▶ GIVEN ENTRIES
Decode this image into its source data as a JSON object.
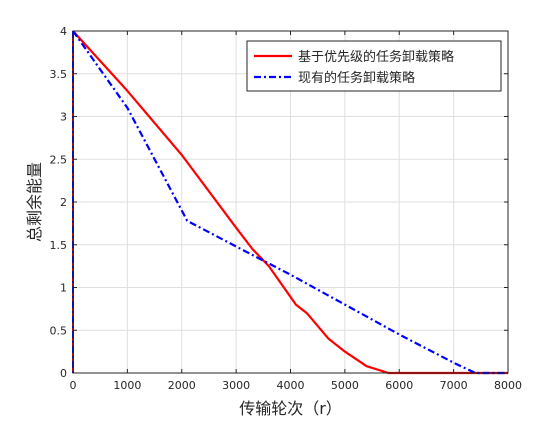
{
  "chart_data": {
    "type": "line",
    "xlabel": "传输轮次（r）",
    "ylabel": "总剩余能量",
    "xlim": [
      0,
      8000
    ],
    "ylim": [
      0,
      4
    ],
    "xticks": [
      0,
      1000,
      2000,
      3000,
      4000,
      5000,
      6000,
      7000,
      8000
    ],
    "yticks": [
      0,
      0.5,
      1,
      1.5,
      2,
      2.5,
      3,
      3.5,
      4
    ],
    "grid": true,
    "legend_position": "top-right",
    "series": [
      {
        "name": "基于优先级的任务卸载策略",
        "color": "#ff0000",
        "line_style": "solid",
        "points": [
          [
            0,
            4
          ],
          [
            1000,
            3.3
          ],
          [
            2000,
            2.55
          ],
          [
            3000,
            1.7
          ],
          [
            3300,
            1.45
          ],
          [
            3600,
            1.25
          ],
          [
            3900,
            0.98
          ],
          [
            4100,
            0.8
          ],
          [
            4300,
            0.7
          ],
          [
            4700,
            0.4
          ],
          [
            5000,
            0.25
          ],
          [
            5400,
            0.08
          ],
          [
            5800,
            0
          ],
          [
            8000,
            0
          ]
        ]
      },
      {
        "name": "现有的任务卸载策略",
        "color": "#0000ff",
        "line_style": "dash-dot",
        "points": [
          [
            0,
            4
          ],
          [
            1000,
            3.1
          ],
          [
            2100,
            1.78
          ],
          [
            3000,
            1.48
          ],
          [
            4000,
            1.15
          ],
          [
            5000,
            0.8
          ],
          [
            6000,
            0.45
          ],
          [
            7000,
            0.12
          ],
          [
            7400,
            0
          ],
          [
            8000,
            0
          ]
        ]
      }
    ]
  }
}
* * *
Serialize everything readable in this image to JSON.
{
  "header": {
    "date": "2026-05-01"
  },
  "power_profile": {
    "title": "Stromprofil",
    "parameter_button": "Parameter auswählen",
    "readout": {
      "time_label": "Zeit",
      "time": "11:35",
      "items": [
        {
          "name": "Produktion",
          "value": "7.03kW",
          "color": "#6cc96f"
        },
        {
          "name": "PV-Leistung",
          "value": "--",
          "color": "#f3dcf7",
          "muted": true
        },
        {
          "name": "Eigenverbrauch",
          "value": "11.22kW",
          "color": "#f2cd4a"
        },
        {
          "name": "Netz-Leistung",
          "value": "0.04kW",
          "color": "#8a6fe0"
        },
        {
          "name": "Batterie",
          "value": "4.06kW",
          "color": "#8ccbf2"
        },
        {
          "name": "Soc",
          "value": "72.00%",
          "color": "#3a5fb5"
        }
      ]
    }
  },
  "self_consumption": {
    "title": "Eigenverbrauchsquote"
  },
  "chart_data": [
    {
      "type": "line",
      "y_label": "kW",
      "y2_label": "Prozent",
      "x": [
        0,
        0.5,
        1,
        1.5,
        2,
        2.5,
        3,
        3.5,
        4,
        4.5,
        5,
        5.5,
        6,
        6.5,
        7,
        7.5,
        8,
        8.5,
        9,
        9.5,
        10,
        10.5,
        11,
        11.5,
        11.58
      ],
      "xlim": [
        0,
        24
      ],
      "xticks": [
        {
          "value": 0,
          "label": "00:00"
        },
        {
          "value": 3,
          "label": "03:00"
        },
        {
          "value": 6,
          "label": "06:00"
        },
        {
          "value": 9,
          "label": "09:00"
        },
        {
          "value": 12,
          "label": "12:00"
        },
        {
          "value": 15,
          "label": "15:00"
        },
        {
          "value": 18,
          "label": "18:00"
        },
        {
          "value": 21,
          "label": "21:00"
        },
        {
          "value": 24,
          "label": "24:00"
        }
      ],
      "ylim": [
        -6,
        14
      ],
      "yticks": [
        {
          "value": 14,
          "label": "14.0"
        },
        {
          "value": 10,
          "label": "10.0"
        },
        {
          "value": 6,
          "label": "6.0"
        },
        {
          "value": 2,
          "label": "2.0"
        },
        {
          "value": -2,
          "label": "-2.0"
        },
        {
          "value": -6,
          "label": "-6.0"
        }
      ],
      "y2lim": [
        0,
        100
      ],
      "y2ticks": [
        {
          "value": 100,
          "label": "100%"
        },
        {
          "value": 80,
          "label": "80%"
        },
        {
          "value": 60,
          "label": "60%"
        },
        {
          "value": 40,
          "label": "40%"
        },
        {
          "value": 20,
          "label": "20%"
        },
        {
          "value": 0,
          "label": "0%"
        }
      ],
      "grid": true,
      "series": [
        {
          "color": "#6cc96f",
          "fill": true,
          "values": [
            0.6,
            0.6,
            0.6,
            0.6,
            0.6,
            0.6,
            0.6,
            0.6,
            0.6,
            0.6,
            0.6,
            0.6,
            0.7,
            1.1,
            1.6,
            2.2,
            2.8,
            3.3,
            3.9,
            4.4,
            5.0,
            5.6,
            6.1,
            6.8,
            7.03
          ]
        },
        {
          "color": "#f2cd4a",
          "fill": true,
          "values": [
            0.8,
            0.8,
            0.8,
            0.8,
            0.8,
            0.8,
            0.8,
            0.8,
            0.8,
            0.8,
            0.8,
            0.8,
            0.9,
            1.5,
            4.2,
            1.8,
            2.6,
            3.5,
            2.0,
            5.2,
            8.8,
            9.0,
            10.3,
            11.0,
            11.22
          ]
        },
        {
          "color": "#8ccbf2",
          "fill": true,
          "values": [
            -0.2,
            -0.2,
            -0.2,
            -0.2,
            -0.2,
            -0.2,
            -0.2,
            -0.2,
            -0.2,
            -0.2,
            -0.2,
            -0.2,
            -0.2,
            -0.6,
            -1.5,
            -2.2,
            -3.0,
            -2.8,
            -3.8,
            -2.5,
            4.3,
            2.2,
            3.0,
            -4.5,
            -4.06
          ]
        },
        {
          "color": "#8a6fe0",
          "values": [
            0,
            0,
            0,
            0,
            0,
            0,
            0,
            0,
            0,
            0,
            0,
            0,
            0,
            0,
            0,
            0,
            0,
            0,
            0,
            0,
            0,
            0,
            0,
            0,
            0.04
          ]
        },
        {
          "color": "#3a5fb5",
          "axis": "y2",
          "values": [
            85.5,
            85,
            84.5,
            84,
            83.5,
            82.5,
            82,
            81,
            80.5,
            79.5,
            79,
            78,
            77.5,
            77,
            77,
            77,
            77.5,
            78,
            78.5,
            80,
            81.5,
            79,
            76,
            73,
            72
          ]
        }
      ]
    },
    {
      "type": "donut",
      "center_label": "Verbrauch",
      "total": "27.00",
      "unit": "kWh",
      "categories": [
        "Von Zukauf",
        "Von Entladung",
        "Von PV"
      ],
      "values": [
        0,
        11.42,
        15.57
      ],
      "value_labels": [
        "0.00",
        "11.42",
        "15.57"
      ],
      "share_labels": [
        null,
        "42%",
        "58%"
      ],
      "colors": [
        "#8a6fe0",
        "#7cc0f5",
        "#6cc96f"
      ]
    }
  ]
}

▶ WHAT YOU ARE ASKED TO DO
In the listing above, how many lines include the word "title"? Answer with the number and nothing more.

▶ SOLUTION TO THIS TASK
2